Aim → All lines featuring the string "this" are to be listed.

Given records →
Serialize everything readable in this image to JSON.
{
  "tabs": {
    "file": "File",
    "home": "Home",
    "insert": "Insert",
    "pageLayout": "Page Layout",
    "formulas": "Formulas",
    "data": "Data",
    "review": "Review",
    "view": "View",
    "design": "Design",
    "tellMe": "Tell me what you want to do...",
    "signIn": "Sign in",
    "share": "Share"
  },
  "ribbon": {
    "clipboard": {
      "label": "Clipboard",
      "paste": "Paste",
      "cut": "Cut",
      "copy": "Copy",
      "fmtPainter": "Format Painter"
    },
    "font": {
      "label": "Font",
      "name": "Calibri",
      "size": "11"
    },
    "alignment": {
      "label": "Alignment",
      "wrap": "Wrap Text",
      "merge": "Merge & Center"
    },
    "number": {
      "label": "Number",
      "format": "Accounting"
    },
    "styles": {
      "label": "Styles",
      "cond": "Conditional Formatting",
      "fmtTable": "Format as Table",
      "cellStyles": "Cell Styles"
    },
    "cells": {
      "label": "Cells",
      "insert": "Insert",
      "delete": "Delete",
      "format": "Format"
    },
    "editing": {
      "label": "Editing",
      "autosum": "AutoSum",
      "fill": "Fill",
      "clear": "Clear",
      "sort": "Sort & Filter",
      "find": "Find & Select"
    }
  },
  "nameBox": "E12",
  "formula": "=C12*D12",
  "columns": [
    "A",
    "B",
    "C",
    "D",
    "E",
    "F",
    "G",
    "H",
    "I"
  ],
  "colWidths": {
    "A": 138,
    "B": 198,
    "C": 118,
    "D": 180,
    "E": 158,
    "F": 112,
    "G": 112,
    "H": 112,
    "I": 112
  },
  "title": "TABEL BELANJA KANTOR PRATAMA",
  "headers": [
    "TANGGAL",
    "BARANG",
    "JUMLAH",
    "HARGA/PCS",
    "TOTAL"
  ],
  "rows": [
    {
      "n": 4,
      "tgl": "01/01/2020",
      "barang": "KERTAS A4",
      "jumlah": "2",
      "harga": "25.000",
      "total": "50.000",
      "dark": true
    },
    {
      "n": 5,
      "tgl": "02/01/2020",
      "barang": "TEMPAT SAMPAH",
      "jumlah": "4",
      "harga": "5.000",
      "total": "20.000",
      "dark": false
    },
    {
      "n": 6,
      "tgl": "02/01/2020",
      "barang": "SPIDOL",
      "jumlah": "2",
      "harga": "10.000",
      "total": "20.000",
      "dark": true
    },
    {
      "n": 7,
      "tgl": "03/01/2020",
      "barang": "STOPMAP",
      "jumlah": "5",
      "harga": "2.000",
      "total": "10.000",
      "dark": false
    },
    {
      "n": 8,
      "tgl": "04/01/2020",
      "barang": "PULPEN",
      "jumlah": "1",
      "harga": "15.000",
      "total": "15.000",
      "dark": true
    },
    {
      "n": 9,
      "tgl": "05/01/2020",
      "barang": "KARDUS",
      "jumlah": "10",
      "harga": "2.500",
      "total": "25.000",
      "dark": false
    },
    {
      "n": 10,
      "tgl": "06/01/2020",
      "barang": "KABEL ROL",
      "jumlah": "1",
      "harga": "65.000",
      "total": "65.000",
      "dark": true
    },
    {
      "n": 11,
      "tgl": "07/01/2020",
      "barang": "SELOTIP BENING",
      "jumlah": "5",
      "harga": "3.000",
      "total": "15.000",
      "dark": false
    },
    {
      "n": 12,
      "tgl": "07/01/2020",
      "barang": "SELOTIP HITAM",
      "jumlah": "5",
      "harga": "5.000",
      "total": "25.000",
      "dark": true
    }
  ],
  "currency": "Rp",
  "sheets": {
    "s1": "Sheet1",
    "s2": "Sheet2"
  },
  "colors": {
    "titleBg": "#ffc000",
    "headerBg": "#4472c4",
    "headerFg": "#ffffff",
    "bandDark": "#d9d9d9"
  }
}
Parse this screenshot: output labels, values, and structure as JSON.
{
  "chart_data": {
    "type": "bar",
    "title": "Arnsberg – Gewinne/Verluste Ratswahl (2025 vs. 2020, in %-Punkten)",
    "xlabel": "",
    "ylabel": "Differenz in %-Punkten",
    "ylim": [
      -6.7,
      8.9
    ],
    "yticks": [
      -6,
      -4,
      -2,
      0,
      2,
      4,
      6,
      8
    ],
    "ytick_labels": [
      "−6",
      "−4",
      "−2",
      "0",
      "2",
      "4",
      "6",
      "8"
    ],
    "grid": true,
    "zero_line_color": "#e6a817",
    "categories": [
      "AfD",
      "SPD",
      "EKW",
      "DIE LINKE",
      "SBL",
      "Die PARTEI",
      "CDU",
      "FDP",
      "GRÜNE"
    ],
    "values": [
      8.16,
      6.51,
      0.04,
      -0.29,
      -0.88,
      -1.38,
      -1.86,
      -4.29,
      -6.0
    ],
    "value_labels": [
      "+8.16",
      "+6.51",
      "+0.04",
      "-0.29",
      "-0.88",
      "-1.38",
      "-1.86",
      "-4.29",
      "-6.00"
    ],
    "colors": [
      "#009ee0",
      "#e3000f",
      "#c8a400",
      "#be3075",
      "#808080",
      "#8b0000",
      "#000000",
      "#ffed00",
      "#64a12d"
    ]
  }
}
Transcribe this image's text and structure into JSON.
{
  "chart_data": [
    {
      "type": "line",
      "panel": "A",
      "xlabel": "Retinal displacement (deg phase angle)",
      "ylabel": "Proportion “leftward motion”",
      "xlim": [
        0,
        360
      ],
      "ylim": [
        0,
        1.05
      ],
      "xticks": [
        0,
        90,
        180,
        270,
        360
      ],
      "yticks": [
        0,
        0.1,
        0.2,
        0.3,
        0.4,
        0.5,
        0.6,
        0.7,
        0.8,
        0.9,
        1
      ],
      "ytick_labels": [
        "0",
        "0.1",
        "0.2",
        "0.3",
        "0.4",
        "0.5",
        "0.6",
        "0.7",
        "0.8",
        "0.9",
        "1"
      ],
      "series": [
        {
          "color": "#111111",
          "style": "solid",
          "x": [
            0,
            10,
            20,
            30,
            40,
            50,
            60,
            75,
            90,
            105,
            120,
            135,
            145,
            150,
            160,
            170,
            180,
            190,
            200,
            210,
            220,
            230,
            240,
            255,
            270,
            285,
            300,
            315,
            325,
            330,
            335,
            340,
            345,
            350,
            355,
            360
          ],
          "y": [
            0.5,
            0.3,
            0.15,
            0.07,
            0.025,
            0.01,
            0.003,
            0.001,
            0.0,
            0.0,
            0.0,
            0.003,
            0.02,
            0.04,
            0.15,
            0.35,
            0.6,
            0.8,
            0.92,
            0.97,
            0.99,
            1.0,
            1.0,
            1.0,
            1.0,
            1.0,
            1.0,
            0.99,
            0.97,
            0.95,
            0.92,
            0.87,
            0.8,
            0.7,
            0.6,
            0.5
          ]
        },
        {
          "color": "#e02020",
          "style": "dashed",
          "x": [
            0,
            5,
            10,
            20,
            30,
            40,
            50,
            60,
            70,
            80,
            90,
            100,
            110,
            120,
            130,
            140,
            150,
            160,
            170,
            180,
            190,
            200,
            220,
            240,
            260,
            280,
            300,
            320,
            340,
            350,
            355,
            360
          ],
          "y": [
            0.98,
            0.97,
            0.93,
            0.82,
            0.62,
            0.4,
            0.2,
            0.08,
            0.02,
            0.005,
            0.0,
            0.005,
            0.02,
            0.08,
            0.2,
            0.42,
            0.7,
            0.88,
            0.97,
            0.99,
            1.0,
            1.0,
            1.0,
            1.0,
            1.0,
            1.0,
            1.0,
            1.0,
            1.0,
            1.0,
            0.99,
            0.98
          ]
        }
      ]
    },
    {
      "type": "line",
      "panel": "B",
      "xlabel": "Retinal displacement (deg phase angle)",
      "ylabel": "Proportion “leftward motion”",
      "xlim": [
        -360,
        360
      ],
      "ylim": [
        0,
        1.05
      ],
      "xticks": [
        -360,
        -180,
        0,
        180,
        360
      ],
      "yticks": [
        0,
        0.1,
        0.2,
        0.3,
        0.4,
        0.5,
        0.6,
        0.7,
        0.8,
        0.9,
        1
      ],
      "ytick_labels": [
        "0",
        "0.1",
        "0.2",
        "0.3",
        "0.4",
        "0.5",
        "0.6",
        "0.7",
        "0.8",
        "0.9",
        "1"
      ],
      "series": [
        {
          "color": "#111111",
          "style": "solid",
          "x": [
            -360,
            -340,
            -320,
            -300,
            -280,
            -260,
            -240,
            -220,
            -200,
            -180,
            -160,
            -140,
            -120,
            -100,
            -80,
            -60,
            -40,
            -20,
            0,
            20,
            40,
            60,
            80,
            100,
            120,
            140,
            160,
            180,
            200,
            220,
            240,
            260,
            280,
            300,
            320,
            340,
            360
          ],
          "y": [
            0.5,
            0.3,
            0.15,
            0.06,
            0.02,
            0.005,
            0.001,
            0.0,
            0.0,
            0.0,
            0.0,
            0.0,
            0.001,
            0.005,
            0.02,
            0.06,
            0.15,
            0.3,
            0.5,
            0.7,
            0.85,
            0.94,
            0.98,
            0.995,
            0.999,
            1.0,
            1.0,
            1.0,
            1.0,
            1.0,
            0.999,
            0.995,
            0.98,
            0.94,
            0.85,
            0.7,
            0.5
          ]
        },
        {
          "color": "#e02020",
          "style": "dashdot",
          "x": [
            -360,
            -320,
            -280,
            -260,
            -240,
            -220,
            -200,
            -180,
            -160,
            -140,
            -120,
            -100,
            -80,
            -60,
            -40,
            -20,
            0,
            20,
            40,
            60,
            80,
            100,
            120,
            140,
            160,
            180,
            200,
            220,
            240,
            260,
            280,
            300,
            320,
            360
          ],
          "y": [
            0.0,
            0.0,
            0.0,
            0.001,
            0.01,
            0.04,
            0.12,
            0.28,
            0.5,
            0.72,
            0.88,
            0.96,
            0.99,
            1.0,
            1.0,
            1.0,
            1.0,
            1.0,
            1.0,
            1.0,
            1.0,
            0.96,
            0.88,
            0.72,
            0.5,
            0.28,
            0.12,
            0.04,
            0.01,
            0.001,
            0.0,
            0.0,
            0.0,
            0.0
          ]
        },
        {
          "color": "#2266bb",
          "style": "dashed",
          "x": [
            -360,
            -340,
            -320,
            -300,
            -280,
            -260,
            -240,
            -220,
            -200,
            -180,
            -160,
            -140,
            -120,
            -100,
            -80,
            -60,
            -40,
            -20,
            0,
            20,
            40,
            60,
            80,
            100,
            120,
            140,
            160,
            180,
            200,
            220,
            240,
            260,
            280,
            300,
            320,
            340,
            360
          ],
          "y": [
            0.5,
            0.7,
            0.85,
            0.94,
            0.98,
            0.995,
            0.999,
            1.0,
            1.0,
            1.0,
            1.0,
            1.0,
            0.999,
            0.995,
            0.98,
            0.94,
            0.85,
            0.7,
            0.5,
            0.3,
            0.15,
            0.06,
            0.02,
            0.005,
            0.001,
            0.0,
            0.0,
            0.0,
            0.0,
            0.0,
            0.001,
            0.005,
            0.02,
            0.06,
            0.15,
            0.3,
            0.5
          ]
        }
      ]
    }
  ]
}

Output of the exercise →
Serialize everything readable in this image to JSON.
Parse this screenshot: output labels, values, and structure as JSON.
Transcribe this image's text and structure into JSON.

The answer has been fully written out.